**STATED PROBLEM**
Every line with the word "Laissa" in it should be extracted from the data that follows.

-- START INPUT --

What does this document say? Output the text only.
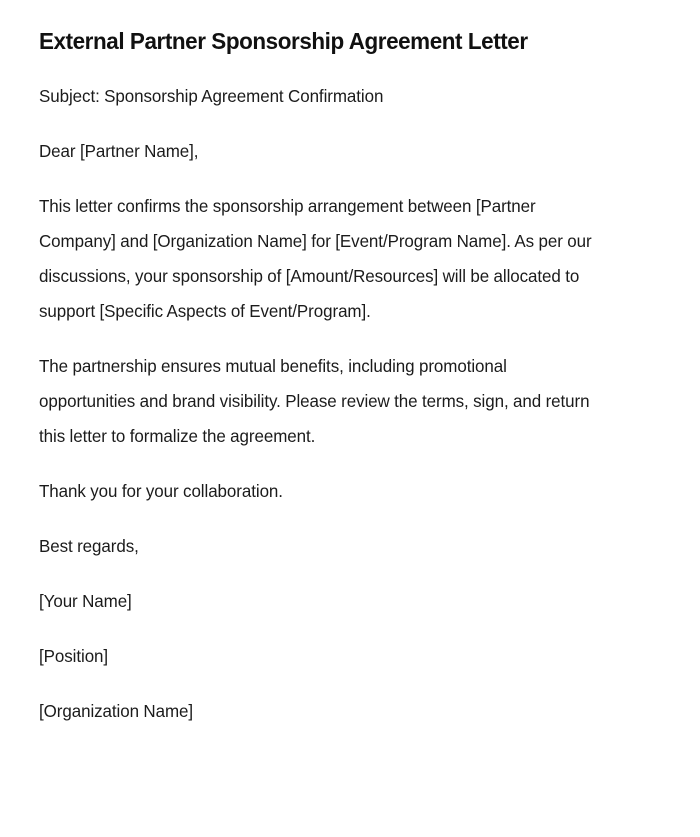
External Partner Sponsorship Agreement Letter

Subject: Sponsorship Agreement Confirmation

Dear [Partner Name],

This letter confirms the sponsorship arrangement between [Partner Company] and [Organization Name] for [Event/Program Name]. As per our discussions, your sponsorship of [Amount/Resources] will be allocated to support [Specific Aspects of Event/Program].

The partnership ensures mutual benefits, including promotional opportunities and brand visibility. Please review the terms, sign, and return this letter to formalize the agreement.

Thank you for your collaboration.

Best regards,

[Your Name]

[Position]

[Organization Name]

-- END INPUT --
-- START INPUT --

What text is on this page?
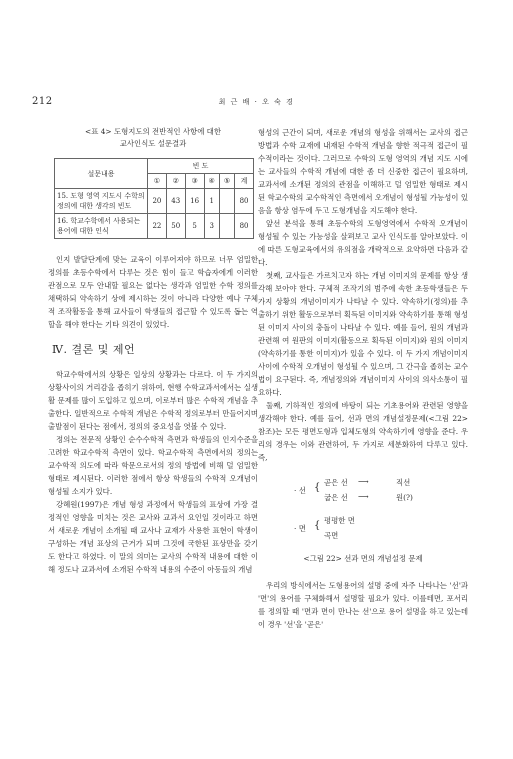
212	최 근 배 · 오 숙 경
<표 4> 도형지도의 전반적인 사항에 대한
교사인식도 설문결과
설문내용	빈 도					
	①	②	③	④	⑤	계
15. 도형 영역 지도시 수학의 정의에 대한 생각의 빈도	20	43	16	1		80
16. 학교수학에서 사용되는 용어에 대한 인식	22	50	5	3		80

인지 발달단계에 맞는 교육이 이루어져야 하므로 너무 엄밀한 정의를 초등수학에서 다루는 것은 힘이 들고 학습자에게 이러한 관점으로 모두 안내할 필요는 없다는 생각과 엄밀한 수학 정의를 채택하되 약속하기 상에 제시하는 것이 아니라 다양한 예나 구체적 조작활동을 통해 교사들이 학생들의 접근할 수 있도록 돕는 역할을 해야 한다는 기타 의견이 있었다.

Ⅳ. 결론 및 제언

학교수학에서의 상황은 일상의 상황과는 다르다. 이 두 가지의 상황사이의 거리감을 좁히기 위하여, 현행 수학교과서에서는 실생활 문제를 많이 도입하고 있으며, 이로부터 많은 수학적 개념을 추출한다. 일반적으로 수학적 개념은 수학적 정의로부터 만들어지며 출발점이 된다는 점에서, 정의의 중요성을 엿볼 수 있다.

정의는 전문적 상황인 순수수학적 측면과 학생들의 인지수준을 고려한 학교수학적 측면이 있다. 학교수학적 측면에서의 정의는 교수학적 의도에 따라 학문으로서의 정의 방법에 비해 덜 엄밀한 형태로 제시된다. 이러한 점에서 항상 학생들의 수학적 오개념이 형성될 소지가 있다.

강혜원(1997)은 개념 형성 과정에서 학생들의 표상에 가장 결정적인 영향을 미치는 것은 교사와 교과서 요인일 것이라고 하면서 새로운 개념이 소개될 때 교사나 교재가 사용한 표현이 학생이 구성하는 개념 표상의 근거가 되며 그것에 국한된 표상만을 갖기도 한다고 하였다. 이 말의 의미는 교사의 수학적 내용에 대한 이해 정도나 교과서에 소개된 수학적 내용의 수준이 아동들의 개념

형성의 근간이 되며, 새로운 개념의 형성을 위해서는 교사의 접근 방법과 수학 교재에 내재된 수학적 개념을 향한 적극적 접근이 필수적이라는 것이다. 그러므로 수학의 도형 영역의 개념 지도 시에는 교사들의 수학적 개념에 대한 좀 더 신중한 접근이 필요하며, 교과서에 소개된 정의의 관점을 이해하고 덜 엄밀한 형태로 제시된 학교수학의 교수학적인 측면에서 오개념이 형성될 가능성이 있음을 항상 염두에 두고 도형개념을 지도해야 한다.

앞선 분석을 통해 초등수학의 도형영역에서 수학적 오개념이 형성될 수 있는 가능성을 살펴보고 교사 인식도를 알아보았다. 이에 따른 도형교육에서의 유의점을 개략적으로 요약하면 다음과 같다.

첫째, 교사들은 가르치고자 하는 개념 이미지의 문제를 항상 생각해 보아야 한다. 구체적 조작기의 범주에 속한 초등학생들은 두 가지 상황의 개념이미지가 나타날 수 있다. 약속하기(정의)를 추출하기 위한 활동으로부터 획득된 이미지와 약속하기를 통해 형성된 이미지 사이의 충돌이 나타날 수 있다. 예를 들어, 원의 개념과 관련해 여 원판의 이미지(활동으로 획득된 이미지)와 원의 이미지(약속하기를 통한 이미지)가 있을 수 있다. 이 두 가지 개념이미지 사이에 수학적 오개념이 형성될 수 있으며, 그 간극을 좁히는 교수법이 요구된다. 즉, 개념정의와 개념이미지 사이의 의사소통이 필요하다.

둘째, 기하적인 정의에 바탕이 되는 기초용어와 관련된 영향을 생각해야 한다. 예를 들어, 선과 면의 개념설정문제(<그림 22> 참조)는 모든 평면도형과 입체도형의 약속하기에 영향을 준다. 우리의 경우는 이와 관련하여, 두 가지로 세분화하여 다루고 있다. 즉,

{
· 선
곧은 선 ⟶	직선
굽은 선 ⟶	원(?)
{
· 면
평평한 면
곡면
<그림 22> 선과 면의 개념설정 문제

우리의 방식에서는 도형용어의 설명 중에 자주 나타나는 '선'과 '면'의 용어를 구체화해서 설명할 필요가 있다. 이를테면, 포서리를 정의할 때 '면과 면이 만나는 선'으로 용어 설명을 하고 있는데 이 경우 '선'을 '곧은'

-- END INPUT --
-- START INPUT --

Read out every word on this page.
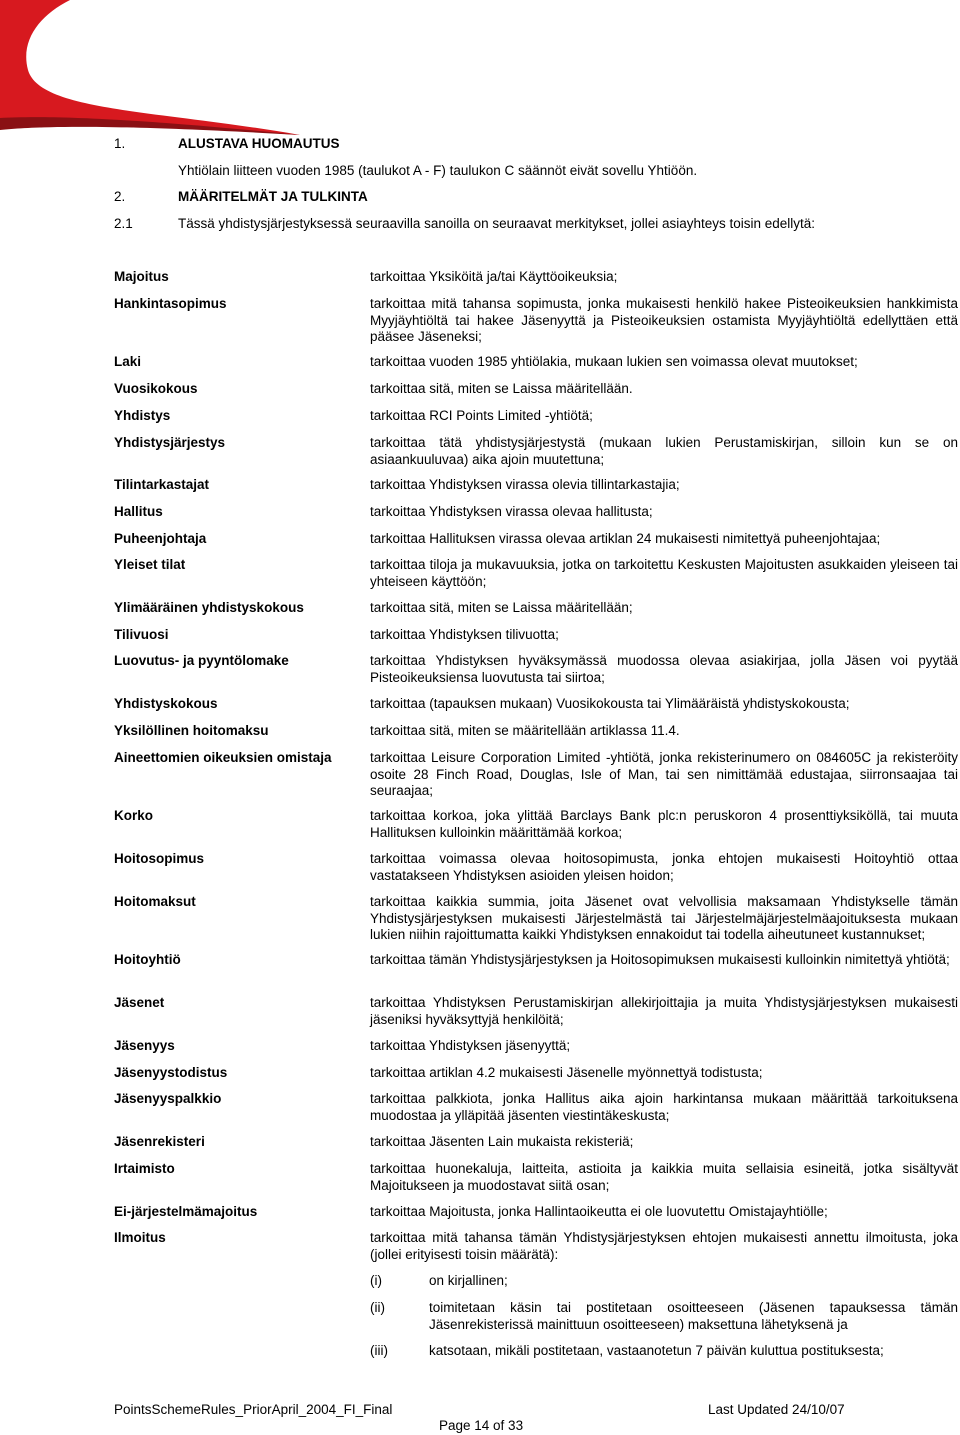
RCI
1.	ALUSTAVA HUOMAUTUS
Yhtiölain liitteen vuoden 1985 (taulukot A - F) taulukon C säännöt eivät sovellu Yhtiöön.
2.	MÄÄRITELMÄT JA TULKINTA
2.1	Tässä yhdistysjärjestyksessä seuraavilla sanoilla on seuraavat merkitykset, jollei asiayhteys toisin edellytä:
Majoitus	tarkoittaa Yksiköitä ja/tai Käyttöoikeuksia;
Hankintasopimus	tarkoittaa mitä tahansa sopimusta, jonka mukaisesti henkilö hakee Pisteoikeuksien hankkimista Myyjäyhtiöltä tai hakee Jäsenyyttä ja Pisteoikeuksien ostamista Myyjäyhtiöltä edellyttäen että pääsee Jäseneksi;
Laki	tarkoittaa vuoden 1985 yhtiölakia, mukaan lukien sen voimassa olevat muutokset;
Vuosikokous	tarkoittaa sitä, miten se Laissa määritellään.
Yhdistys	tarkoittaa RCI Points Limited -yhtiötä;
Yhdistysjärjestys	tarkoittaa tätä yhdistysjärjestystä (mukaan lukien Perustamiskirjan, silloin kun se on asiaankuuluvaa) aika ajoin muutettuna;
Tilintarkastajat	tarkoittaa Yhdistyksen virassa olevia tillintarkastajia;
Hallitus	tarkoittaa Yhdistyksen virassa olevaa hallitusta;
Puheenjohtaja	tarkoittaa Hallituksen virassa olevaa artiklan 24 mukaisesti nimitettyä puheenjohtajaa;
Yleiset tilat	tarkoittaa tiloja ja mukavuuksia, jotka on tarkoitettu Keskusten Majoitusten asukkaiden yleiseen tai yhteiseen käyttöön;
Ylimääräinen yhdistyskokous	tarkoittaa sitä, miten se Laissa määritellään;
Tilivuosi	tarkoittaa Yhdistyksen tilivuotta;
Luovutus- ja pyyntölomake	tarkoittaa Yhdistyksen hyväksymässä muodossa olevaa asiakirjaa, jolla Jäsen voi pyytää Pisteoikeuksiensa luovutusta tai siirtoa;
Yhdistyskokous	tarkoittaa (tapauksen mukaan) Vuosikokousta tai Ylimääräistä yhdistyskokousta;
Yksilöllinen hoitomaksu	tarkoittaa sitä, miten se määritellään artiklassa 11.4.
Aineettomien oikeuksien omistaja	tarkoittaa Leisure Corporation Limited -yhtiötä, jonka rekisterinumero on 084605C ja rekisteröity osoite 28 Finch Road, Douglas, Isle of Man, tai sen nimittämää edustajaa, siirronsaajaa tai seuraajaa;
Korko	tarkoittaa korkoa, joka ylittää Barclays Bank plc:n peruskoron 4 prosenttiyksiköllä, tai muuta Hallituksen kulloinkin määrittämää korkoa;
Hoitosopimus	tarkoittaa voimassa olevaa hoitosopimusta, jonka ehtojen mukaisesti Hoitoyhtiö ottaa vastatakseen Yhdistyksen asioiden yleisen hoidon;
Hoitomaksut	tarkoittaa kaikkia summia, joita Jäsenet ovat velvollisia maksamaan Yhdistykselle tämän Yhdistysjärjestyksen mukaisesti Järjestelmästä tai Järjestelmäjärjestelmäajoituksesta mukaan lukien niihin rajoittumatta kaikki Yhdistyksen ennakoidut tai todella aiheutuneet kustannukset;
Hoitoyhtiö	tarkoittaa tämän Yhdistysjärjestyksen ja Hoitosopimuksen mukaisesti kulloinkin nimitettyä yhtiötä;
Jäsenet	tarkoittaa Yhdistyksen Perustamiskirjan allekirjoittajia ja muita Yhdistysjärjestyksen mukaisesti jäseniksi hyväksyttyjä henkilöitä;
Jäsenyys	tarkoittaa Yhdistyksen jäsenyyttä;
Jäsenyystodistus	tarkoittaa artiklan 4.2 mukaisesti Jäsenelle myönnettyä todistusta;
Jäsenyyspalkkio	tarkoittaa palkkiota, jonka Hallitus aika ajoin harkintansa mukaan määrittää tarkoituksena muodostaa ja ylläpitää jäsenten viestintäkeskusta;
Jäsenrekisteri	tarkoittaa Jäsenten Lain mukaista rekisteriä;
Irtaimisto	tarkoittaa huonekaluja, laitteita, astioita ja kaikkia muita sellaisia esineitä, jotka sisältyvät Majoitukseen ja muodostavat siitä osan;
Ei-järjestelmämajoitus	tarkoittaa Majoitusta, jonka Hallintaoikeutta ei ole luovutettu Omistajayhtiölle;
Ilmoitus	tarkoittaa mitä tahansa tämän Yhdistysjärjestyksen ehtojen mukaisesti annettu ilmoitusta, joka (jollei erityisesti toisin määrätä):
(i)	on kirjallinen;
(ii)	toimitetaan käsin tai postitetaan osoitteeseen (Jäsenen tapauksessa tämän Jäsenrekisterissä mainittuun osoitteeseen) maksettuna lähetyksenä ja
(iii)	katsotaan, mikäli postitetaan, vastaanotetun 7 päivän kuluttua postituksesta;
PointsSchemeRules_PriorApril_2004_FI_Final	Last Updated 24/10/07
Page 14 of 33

-- END INPUT --

**FULL SOLUTION**
Vuosikokous	tarkoittaa sitä, miten se Laissa määritellään.
Ylimääräinen yhdistyskokous	tarkoittaa sitä, miten se Laissa määritellään;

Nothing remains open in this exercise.